- [Problem to work on]: Where a line below has the string "Shitikova" in it, include it in the count, and give that count alone.

- [Data under study]:
BEGIN

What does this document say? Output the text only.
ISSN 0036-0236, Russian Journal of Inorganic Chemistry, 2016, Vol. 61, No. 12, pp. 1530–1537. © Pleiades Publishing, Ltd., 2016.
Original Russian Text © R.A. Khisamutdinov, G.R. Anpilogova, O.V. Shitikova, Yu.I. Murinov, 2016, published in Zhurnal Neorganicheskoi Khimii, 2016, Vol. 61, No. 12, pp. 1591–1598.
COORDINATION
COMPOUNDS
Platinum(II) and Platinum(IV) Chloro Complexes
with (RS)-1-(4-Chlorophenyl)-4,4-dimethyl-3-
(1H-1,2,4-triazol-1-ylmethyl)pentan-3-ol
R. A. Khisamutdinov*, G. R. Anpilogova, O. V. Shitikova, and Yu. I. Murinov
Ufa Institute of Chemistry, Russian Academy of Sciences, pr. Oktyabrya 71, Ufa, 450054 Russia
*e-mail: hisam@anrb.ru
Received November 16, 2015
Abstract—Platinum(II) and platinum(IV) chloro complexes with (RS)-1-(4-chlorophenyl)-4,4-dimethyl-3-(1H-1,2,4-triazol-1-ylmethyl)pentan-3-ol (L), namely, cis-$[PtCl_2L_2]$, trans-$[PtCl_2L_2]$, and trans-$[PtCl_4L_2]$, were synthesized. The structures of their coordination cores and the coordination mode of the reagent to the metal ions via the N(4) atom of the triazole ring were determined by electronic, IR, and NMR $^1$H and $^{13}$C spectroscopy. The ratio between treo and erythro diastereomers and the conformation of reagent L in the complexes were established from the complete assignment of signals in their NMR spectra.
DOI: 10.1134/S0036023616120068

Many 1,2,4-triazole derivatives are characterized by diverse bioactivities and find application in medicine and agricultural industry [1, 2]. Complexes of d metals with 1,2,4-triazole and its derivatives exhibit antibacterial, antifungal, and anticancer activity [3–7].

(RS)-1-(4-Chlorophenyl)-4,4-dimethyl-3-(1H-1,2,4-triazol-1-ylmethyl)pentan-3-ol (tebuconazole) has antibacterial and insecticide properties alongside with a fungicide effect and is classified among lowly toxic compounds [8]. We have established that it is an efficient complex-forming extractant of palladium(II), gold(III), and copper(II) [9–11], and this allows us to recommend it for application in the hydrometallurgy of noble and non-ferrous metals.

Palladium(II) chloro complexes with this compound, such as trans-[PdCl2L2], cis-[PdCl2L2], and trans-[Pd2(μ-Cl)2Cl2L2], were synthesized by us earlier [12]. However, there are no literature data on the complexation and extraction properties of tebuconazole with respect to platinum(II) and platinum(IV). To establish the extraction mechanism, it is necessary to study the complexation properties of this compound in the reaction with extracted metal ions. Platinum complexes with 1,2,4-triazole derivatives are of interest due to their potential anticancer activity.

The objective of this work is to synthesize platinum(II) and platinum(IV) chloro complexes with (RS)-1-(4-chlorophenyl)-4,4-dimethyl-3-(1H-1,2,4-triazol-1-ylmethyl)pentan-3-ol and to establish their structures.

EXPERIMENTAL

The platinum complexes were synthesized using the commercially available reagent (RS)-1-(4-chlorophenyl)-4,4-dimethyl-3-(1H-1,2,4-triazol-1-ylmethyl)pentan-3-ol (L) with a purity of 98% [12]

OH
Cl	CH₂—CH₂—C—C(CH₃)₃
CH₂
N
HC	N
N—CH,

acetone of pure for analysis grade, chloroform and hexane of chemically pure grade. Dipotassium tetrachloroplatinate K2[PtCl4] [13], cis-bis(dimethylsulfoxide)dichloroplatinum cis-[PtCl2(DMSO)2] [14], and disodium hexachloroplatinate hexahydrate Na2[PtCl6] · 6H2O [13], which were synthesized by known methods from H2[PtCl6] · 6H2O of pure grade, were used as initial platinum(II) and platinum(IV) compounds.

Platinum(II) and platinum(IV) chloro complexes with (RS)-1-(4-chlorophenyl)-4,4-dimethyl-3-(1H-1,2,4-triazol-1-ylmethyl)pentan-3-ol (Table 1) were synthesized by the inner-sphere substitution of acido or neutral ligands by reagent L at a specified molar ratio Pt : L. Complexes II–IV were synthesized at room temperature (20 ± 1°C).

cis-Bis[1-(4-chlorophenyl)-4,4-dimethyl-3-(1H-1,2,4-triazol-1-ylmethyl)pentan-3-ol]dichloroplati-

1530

END

- [Answer to this task]: 2